● WORK REQUIRED
Copy all lines of the listing that include the string "woman".

## start

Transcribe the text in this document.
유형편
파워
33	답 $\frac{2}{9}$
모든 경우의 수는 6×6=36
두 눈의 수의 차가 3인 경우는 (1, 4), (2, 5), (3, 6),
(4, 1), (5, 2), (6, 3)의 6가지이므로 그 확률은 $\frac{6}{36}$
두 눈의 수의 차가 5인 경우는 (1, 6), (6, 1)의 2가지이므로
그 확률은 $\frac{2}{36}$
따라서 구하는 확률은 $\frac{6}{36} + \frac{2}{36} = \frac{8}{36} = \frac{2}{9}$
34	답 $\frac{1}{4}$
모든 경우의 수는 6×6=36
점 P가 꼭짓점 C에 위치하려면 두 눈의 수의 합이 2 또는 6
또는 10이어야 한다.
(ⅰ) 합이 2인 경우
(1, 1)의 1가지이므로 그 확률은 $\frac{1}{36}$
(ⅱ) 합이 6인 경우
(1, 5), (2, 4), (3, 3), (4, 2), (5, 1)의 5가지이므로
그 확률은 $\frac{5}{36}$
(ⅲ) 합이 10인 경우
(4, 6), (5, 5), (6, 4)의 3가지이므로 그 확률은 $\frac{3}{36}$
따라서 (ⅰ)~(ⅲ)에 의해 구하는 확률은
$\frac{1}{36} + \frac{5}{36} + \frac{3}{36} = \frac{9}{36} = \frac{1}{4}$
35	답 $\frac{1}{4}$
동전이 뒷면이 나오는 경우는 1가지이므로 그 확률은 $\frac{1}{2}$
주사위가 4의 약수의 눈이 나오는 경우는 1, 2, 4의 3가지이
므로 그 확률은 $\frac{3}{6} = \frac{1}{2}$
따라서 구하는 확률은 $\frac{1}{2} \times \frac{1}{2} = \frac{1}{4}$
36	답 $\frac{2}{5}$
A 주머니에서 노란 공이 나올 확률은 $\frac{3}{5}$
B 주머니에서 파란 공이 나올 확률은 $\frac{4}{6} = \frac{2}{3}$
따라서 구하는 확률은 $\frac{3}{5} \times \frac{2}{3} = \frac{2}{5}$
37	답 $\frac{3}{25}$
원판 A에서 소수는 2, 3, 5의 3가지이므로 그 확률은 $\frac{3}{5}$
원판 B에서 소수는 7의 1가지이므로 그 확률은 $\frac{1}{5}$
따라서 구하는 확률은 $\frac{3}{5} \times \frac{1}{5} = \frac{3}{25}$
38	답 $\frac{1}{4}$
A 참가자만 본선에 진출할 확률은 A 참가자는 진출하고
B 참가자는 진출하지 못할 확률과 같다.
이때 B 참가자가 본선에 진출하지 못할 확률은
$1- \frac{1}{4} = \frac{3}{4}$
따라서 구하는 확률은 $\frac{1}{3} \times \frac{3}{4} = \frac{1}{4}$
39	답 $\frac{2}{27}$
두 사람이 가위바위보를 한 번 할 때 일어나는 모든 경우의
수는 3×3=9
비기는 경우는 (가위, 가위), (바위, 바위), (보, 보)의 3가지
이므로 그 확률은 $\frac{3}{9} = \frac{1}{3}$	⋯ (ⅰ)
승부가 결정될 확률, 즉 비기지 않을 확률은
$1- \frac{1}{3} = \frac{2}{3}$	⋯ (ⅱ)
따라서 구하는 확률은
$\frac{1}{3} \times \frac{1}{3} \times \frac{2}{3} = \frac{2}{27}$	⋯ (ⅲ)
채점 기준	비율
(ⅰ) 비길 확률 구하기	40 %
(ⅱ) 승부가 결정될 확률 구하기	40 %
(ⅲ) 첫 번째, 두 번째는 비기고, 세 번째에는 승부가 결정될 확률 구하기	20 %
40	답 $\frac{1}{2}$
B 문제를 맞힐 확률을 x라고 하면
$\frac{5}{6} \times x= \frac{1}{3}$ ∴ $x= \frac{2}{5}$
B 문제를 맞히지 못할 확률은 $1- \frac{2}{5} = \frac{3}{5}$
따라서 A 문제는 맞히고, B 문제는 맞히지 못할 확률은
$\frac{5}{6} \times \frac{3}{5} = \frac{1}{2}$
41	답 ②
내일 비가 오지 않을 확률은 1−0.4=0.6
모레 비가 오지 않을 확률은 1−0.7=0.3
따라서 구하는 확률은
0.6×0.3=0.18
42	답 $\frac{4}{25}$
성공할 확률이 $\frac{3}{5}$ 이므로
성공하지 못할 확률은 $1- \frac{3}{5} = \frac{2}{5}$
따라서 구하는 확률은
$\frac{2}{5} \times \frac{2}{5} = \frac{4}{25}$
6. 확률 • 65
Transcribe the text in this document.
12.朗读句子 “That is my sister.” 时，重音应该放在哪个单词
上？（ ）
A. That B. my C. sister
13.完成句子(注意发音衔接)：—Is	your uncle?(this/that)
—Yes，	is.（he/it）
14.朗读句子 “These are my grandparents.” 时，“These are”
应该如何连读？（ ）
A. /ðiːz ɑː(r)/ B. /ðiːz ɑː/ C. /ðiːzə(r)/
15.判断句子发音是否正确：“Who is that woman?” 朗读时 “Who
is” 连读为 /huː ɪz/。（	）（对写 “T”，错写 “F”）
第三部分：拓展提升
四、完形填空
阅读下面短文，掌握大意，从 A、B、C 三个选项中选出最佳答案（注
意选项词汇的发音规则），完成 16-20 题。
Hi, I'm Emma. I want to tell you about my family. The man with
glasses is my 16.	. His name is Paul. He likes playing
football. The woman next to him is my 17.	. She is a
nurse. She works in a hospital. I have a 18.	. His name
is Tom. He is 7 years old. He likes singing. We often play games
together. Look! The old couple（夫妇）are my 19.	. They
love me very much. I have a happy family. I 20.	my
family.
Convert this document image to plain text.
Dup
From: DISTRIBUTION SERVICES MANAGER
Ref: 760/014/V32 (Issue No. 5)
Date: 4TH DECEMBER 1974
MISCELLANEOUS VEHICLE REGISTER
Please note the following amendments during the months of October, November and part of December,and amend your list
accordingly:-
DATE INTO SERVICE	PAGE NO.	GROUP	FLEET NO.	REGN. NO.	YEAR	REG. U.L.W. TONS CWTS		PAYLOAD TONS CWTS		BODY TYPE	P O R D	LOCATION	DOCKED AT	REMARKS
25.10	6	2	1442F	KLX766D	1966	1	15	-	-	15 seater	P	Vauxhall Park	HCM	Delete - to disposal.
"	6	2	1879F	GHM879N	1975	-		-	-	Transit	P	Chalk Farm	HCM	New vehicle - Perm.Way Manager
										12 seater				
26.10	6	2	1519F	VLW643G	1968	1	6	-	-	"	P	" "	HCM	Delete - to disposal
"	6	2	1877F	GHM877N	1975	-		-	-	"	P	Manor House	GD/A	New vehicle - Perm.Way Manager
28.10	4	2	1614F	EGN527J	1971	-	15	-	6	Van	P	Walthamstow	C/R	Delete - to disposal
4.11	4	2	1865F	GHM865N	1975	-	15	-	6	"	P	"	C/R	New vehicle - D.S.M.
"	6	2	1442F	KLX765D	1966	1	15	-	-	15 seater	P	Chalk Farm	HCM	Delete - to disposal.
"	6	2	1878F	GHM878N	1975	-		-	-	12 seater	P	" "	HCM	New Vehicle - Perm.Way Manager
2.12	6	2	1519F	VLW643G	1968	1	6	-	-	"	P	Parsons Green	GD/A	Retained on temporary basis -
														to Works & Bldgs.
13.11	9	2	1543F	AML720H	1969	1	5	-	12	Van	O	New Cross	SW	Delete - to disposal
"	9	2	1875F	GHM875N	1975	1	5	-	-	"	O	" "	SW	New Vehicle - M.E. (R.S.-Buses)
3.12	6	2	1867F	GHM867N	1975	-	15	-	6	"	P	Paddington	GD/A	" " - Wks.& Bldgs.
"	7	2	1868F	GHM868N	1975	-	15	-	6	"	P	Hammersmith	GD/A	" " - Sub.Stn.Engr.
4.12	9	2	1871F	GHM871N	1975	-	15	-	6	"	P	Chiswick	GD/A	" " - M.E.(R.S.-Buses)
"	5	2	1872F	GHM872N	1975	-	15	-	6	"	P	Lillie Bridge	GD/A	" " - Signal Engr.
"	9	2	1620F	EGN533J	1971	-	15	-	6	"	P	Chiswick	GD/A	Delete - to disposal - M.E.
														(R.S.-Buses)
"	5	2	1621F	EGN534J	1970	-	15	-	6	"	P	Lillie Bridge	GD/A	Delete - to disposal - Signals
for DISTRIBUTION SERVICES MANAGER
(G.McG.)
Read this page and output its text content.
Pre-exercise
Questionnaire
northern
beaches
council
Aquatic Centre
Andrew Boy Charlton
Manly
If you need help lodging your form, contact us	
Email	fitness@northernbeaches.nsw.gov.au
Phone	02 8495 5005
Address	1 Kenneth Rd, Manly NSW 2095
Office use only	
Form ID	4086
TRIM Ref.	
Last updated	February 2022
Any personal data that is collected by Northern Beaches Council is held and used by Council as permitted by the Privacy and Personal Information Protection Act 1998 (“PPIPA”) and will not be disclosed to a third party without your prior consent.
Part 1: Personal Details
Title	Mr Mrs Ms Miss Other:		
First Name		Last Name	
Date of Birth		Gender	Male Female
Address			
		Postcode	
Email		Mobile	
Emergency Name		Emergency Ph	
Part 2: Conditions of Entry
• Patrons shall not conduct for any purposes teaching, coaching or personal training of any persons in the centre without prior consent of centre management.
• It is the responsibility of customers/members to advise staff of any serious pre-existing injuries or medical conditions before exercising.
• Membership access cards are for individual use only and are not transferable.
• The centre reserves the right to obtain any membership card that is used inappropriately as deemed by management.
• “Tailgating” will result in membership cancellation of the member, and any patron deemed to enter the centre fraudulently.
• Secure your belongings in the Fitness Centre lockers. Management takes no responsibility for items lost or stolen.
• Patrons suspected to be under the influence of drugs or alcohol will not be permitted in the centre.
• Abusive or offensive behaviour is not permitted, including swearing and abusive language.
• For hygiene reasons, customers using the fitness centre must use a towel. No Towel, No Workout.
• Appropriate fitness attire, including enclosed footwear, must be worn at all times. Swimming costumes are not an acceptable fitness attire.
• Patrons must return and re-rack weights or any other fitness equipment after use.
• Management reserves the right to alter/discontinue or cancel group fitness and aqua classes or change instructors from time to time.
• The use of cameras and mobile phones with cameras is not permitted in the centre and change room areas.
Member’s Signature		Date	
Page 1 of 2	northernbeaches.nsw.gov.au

## end

● EXERCISE ANSWER
15.判断句子发音是否正确：“Who is that woman?” 朗读时 “Who
football. The woman next to him is my 17.	. She is a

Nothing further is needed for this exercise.